Instructions for the task - All records below must be retyped exactly.
╔══
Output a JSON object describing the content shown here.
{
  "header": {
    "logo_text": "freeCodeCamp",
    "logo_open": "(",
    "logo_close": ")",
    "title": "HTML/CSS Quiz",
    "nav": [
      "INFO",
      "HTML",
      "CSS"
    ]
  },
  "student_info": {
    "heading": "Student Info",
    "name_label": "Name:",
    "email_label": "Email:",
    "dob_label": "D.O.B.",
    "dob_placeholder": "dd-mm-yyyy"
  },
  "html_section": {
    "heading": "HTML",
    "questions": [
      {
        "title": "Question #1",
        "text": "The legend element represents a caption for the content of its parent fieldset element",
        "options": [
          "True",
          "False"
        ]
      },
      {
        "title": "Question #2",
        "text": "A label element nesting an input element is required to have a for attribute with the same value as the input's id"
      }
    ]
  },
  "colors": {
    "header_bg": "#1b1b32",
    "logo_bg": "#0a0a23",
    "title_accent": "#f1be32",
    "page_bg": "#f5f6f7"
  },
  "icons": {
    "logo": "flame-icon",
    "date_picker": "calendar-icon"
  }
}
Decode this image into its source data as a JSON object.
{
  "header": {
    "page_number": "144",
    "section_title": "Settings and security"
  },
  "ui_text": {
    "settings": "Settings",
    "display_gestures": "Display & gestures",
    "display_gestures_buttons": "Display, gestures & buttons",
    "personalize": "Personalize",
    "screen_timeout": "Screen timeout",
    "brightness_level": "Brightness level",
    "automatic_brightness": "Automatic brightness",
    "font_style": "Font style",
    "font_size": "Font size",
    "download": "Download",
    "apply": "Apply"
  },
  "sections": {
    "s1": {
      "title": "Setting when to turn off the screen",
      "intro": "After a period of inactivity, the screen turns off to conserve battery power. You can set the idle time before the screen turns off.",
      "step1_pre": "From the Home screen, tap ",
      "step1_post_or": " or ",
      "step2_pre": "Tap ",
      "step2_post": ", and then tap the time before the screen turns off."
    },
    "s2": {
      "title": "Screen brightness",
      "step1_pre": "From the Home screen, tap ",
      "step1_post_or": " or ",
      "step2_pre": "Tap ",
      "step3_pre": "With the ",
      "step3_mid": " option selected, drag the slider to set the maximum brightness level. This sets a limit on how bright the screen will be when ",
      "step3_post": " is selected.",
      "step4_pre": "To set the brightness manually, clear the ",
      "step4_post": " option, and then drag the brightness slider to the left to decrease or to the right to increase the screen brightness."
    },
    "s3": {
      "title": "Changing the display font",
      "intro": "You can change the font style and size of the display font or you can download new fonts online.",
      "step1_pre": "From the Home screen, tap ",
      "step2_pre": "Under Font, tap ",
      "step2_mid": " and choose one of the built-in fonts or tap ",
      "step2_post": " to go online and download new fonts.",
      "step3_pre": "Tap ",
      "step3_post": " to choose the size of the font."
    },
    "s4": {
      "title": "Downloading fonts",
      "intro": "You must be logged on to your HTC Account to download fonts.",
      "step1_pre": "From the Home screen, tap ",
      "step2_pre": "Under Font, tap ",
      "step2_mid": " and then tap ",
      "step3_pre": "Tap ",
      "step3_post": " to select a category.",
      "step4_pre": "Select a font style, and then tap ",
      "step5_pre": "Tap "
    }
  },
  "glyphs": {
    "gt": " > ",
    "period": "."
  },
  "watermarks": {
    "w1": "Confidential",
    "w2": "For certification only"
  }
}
╚══
Solution to the exercise -
Output a JSON object describing the content shown here.
{
  "header": {
    "logo_text": "freeCodeCamp",
    "logo_open": "(",
    "logo_close": ")",
    "title": "HTML/CSS Quiz",
    "nav": [
      "INFO",
      "HTML",
      "CSS"
    ]
  },
  "student_info": {
    "heading": "Student Info",
    "name_label": "Name:",
    "email_label": "Email:",
    "dob_label": "D.O.B.",
    "dob_placeholder": "dd-mm-yyyy"
  },
  "html_section": {
    "heading": "HTML",
    "questions": [
      {
        "title": "Question #1",
        "text": "The legend element represents a caption for the content of its parent fieldset element",
        "options": [
          "True",
          "False"
        ]
      },
      {
        "title": "Question #2",
        "text": "A label element nesting an input element is required to have a for attribute with the same value as the input's id"
      }
    ]
  },
  "colors": {
    "header_bg": "#1b1b32",
    "logo_bg": "#0a0a23",
    "title_accent": "#f1be32",
    "page_bg": "#f5f6f7"
  },
  "icons": {
    "logo": "flame-icon",
    "date_picker": "calendar-icon"
  }
}
Decode this image into its source data as a JSON object.
{
  "header": {
    "page_number": "144",
    "section_title": "Settings and security"
  },
  "ui_text": {
    "settings": "Settings",
    "display_gestures": "Display & gestures",
    "display_gestures_buttons": "Display, gestures & buttons",
    "personalize": "Personalize",
    "screen_timeout": "Screen timeout",
    "brightness_level": "Brightness level",
    "automatic_brightness": "Automatic brightness",
    "font_style": "Font style",
    "font_size": "Font size",
    "download": "Download",
    "apply": "Apply"
  },
  "sections": {
    "s1": {
      "title": "Setting when to turn off the screen",
      "intro": "After a period of inactivity, the screen turns off to conserve battery power. You can set the idle time before the screen turns off.",
      "step1_pre": "From the Home screen, tap ",
      "step1_post_or": " or ",
      "step2_pre": "Tap ",
      "step2_post": ", and then tap the time before the screen turns off."
    },
    "s2": {
      "title": "Screen brightness",
      "step1_pre": "From the Home screen, tap ",
      "step1_post_or": " or ",
      "step2_pre": "Tap ",
      "step3_pre": "With the ",
      "step3_mid": " option selected, drag the slider to set the maximum brightness level. This sets a limit on how bright the screen will be when ",
      "step3_post": " is selected.",
      "step4_pre": "To set the brightness manually, clear the ",
      "step4_post": " option, and then drag the brightness slider to the left to decrease or to the right to increase the screen brightness."
    },
    "s3": {
      "title": "Changing the display font",
      "intro": "You can change the font style and size of the display font or you can download new fonts online.",
      "step1_pre": "From the Home screen, tap ",
      "step2_pre": "Under Font, tap ",
      "step2_mid": " and choose one of the built-in fonts or tap ",
      "step2_post": " to go online and download new fonts.",
      "step3_pre": "Tap ",
      "step3_post": " to choose the size of the font."
    },
    "s4": {
      "title": "Downloading fonts",
      "intro": "You must be logged on to your HTC Account to download fonts.",
      "step1_pre": "From the Home screen, tap ",
      "step2_pre": "Under Font, tap ",
      "step2_mid": " and then tap ",
      "step3_pre": "Tap ",
      "step3_post": " to select a category.",
      "step4_pre": "Select a font style, and then tap ",
      "step5_pre": "Tap "
    }
  },
  "glyphs": {
    "gt": " > ",
    "period": "."
  },
  "watermarks": {
    "w1": "Confidential",
    "w2": "For certification only"
  }
}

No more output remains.